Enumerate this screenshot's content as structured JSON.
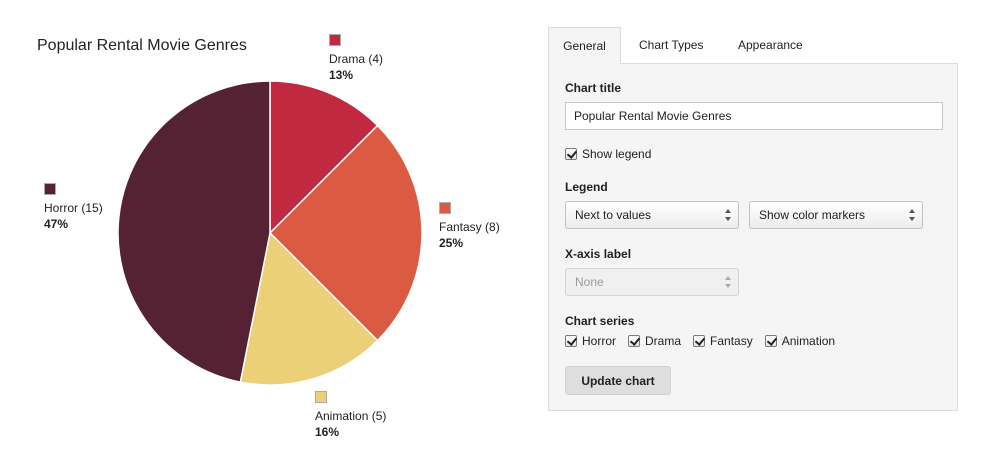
{
  "chart_data": {
    "type": "pie",
    "title": "Popular Rental Movie Genres",
    "slices": [
      {
        "label": "Drama",
        "value": 4,
        "percent": "13%",
        "color": "#c0293f"
      },
      {
        "label": "Fantasy",
        "value": 8,
        "percent": "25%",
        "color": "#db5a42"
      },
      {
        "label": "Animation",
        "value": 5,
        "percent": "16%",
        "color": "#ebd078"
      },
      {
        "label": "Horror",
        "value": 15,
        "percent": "47%",
        "color": "#552233"
      }
    ],
    "legend": "next to values with color markers"
  },
  "tabs": [
    {
      "label": "General"
    },
    {
      "label": "Chart Types"
    },
    {
      "label": "Appearance"
    }
  ],
  "settings": {
    "chart_title_label": "Chart title",
    "chart_title_value": "Popular Rental Movie Genres",
    "show_legend_label": "Show legend",
    "legend_label": "Legend",
    "legend_position": "Next to values",
    "legend_markers": "Show color markers",
    "xaxis_label": "X-axis label",
    "xaxis_value": "None",
    "chart_series_label": "Chart series",
    "series": [
      {
        "label": "Horror"
      },
      {
        "label": "Drama"
      },
      {
        "label": "Fantasy"
      },
      {
        "label": "Animation"
      }
    ],
    "update_button": "Update chart"
  }
}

= = = = =

__Given instruction__
Drop the pictures and reproduce the rest of the entries above exactly.

__Correct response__
Enumerate this screenshot's content as structured JSON.
{
  "chart_data": {
    "type": "pie",
    "title": "Popular Rental Movie Genres",
    "slices": [
      {
        "label": "Drama",
        "value": 4,
        "percent": "13%",
        "color": "#c0293f"
      },
      {
        "label": "Fantasy",
        "value": 8,
        "percent": "25%",
        "color": "#db5a42"
      },
      {
        "label": "Animation",
        "value": 5,
        "percent": "16%",
        "color": "#ebd078"
      },
      {
        "label": "Horror",
        "value": 15,
        "percent": "47%",
        "color": "#552233"
      }
    ],
    "legend": "next to values with color markers"
  },
  "tabs": [
    {
      "label": "General"
    },
    {
      "label": "Chart Types"
    },
    {
      "label": "Appearance"
    }
  ],
  "settings": {
    "chart_title_label": "Chart title",
    "chart_title_value": "Popular Rental Movie Genres",
    "show_legend_label": "Show legend",
    "legend_label": "Legend",
    "legend_position": "Next to values",
    "legend_markers": "Show color markers",
    "xaxis_label": "X-axis label",
    "xaxis_value": "None",
    "chart_series_label": "Chart series",
    "series": [
      {
        "label": "Horror"
      },
      {
        "label": "Drama"
      },
      {
        "label": "Fantasy"
      },
      {
        "label": "Animation"
      }
    ],
    "update_button": "Update chart"
  }
}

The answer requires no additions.